Data extracted from a collection
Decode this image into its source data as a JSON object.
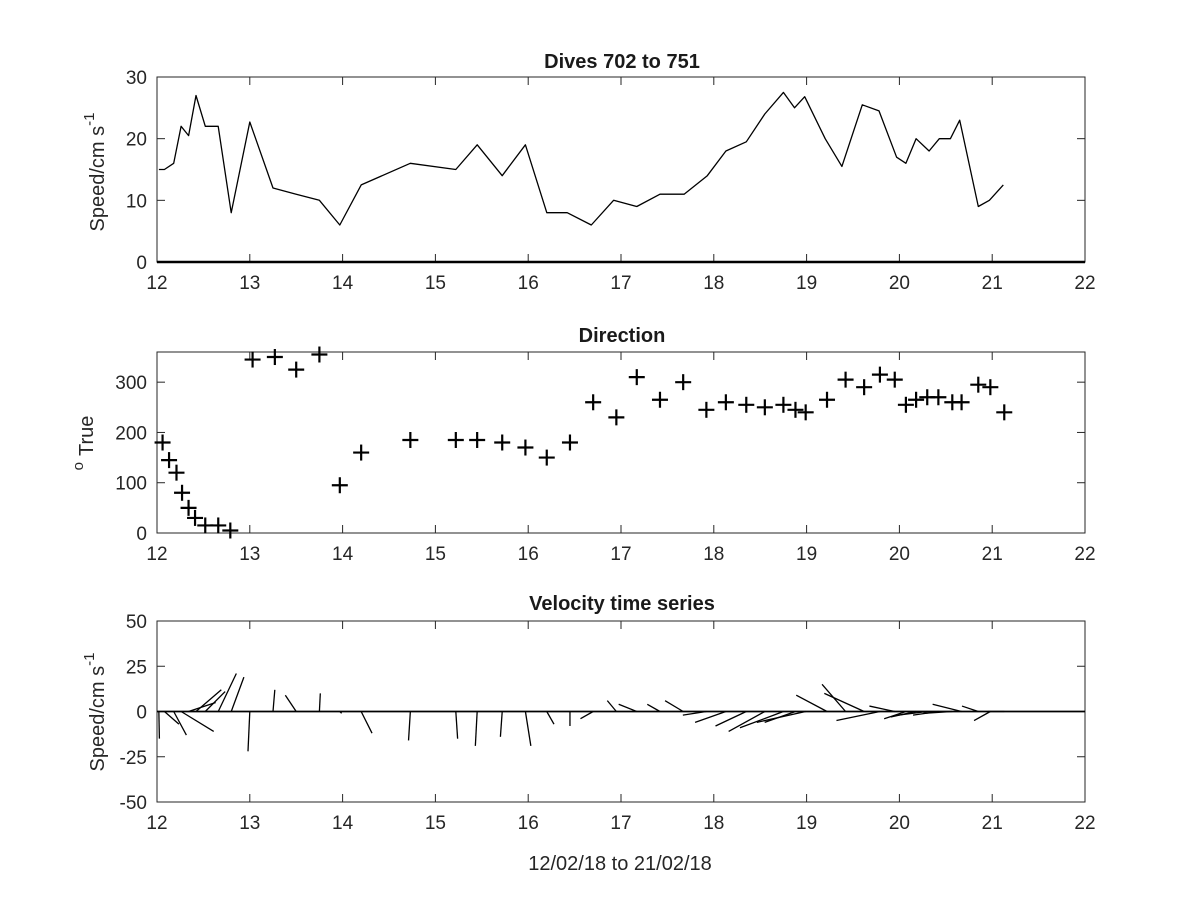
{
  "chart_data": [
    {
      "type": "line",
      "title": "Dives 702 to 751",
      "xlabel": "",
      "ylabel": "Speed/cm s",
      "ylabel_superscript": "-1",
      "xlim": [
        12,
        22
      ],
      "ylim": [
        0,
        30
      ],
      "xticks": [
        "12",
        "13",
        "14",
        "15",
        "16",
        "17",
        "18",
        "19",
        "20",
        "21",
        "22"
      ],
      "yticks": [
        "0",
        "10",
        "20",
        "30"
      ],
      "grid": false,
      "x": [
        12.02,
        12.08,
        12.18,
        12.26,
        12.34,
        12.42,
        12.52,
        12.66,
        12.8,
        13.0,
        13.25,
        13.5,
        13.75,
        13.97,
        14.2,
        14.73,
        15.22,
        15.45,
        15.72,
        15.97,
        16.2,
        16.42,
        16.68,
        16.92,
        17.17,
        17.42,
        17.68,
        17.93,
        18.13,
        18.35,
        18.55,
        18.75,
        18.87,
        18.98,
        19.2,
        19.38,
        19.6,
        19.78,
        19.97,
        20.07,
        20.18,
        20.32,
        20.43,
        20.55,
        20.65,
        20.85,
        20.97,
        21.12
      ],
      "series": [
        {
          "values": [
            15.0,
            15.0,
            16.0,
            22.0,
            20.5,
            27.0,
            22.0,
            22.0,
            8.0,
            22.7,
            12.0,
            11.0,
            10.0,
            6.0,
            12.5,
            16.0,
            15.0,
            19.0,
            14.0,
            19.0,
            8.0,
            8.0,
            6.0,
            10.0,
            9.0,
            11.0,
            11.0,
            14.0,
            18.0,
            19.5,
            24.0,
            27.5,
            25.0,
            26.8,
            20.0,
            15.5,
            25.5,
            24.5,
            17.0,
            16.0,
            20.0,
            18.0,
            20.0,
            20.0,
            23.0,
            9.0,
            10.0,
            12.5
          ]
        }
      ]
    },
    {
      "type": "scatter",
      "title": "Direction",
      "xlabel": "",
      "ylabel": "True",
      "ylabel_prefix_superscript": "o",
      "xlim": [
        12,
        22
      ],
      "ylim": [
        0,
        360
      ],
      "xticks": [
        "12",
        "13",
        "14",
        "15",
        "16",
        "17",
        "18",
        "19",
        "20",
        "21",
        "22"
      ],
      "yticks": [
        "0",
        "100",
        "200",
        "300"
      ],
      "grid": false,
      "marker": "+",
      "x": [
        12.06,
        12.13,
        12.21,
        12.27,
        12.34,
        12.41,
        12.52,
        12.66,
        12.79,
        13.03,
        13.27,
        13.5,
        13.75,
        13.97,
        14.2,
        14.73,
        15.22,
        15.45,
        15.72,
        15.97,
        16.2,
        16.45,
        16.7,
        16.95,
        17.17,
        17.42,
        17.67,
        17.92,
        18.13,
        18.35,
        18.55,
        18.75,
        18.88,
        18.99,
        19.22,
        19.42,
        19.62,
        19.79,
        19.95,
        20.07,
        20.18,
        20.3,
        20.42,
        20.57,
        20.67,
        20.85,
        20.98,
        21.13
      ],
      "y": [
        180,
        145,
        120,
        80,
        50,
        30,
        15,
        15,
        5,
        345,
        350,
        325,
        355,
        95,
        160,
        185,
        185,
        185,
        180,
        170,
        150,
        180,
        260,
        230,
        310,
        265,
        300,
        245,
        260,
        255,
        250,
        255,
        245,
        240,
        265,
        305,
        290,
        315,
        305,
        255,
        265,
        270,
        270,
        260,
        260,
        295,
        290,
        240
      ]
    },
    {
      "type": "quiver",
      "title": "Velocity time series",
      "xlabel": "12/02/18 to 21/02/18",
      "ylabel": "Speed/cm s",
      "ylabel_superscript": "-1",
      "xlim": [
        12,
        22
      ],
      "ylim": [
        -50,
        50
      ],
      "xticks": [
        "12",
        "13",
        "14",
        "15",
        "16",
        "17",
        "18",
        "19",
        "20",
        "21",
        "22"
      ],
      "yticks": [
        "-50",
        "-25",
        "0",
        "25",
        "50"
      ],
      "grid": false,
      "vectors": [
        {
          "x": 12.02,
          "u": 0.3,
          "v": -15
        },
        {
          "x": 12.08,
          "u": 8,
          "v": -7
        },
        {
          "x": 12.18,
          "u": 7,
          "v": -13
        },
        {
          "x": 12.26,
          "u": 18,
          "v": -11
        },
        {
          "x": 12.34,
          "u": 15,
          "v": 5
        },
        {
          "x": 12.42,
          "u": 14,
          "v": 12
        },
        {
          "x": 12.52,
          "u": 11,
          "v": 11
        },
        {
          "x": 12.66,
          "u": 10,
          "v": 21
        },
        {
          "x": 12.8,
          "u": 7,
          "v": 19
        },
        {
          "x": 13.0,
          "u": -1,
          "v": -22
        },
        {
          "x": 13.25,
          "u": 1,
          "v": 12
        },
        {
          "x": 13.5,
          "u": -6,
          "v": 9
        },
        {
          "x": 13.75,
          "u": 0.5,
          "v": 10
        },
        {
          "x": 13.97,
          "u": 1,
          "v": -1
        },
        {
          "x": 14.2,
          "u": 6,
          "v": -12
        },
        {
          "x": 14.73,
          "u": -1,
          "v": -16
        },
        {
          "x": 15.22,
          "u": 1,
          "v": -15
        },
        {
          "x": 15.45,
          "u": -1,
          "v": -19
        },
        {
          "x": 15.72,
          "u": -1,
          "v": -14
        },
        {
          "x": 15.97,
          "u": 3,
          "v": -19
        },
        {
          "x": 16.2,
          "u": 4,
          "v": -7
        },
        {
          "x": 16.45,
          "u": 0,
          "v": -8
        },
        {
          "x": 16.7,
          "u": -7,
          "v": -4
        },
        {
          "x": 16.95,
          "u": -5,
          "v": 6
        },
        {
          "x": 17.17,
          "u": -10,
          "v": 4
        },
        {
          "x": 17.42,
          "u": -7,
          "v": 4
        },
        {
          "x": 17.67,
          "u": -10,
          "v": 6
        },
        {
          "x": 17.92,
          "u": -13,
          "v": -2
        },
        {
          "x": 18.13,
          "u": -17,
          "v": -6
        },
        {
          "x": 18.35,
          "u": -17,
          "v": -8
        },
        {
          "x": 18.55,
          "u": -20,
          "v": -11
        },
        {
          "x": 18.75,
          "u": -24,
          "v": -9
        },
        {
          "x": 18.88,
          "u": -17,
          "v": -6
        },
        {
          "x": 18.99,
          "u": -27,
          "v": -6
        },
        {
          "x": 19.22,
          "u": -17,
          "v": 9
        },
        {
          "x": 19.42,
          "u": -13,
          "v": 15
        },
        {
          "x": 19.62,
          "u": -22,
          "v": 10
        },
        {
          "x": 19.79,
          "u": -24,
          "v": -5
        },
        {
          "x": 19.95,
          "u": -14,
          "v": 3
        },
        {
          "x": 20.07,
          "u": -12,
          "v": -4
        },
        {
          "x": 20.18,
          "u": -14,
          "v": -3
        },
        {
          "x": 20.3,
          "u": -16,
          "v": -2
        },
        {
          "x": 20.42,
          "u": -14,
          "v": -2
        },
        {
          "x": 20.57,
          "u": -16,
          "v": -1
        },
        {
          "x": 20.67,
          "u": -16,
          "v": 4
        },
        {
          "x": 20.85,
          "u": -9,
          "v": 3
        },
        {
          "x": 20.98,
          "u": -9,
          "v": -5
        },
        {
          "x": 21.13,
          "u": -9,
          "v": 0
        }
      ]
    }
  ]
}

==

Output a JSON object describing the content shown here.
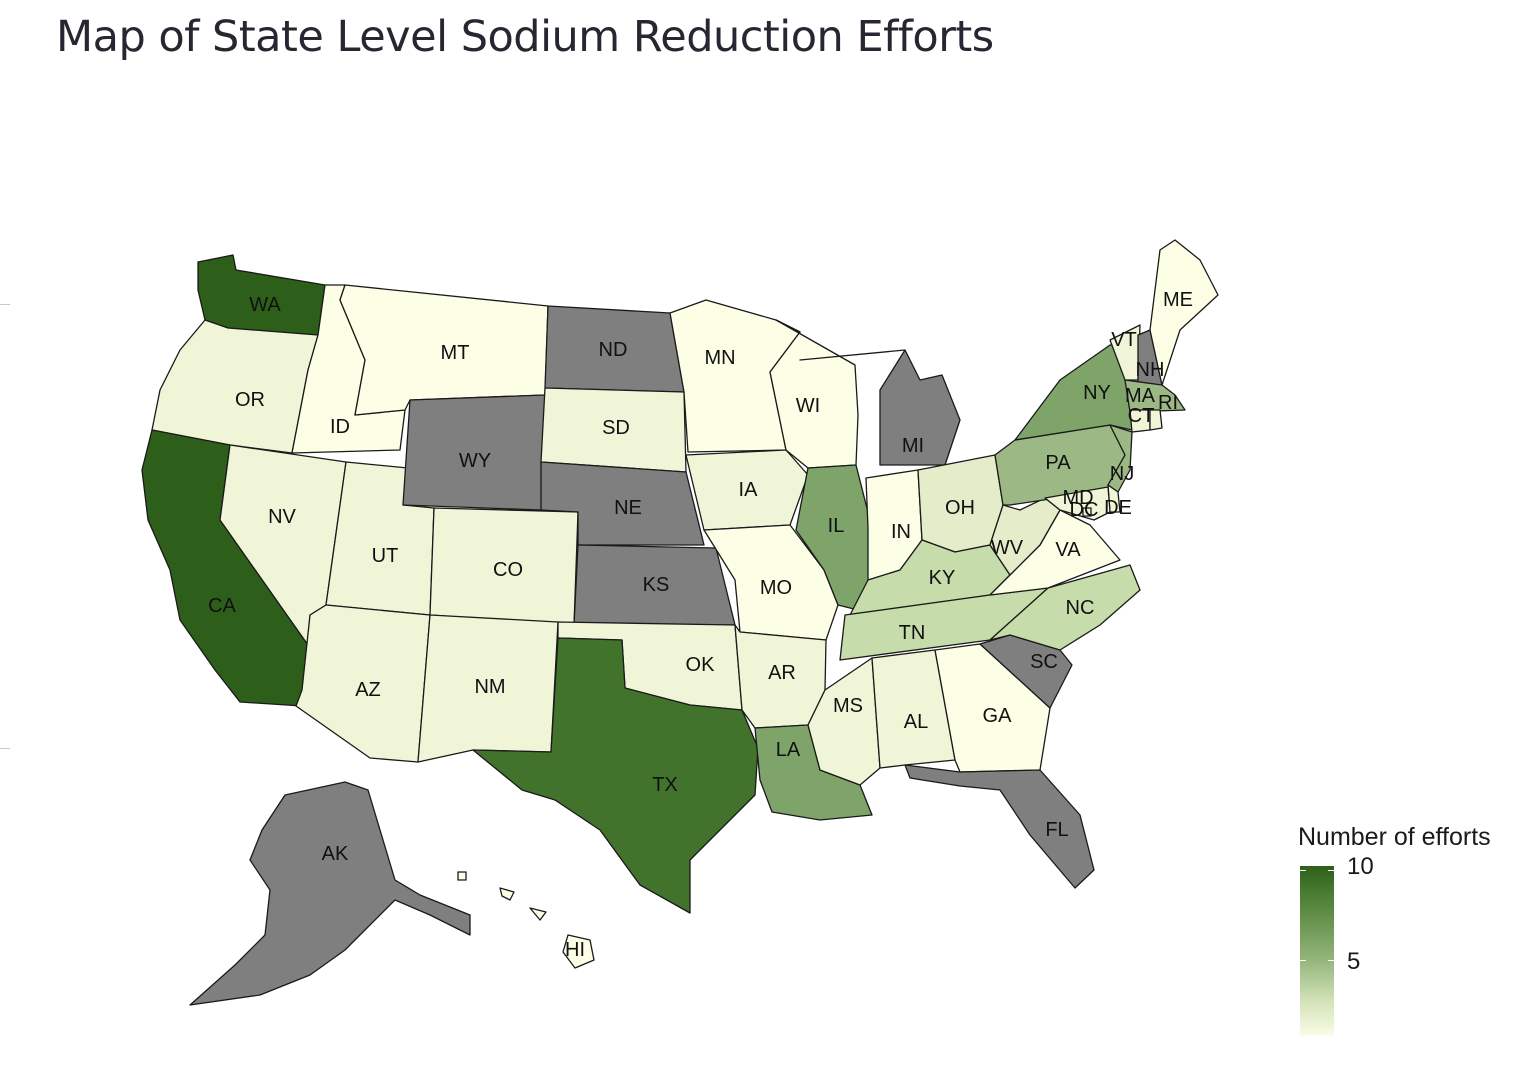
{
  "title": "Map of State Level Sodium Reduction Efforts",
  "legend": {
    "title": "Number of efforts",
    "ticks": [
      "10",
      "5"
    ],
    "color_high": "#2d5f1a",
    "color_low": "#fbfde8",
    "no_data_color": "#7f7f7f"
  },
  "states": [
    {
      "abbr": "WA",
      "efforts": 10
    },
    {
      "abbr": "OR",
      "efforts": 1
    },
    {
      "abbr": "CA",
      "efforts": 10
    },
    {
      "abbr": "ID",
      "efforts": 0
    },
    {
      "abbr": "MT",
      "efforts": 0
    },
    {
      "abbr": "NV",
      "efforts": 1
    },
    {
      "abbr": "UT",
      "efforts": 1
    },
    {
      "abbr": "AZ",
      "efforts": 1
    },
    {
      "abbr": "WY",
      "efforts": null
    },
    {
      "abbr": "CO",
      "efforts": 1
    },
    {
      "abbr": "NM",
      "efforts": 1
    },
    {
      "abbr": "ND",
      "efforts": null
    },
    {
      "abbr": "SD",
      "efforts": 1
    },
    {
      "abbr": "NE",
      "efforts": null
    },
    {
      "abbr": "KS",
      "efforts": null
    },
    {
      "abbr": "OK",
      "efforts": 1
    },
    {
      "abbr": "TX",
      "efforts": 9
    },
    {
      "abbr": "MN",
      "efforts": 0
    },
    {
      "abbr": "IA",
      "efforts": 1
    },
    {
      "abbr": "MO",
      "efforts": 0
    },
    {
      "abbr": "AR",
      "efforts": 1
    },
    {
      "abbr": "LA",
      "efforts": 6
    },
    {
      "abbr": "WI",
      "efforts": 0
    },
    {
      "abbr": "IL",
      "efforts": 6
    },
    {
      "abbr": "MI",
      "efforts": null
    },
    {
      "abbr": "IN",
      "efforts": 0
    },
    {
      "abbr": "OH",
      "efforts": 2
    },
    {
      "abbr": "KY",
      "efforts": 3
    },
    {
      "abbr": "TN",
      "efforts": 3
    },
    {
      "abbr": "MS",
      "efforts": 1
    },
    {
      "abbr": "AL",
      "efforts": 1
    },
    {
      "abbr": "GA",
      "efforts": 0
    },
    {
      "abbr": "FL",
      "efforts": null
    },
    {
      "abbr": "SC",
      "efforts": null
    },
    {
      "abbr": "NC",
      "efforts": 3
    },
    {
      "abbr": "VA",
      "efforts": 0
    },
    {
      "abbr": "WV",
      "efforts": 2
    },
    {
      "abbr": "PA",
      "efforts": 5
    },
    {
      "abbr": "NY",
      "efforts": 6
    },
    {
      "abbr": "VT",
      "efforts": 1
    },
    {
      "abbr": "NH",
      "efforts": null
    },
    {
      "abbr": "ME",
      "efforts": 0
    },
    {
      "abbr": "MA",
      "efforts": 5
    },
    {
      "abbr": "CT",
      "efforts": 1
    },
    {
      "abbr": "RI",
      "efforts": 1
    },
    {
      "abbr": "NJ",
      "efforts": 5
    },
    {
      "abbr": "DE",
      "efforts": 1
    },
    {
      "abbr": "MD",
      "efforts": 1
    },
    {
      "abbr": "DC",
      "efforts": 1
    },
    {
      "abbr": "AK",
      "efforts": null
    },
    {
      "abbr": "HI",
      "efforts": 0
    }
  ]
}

● DIRECTIVE:
Compute how many lines include the string "title", then give that number by itself.

● SOLUTION TO THIS TASK:
5